Figure collection entries:
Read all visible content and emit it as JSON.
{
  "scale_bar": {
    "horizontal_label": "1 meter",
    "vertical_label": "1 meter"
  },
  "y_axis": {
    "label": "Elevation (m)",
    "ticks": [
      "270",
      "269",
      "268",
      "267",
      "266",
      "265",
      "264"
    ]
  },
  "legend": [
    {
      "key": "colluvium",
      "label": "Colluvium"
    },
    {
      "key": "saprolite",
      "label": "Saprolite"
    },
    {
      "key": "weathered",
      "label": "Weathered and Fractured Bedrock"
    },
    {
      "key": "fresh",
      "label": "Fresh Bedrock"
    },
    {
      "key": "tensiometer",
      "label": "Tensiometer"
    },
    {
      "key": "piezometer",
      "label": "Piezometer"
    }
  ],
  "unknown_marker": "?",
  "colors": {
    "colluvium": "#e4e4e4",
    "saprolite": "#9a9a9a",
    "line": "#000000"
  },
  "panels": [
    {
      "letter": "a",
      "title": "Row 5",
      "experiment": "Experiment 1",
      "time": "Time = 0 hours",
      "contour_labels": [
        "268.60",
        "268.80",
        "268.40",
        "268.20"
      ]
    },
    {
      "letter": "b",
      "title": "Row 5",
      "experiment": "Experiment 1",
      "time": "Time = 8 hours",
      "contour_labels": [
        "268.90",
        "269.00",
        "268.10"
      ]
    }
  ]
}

Task statement. Extract the entries above verbatim.

Full response.
Read all visible content and emit it as JSON.
{
  "scale_bar": {
    "horizontal_label": "1 meter",
    "vertical_label": "1 meter"
  },
  "y_axis": {
    "label": "Elevation (m)",
    "ticks": [
      "270",
      "269",
      "268",
      "267",
      "266",
      "265",
      "264"
    ]
  },
  "legend": [
    {
      "key": "colluvium",
      "label": "Colluvium"
    },
    {
      "key": "saprolite",
      "label": "Saprolite"
    },
    {
      "key": "weathered",
      "label": "Weathered and Fractured Bedrock"
    },
    {
      "key": "fresh",
      "label": "Fresh Bedrock"
    },
    {
      "key": "tensiometer",
      "label": "Tensiometer"
    },
    {
      "key": "piezometer",
      "label": "Piezometer"
    }
  ],
  "unknown_marker": "?",
  "colors": {
    "colluvium": "#e4e4e4",
    "saprolite": "#9a9a9a",
    "line": "#000000"
  },
  "panels": [
    {
      "letter": "a",
      "title": "Row 5",
      "experiment": "Experiment 1",
      "time": "Time = 0 hours",
      "contour_labels": [
        "268.60",
        "268.80",
        "268.40",
        "268.20"
      ]
    },
    {
      "letter": "b",
      "title": "Row 5",
      "experiment": "Experiment 1",
      "time": "Time = 8 hours",
      "contour_labels": [
        "268.90",
        "269.00",
        "268.10"
      ]
    }
  ]
}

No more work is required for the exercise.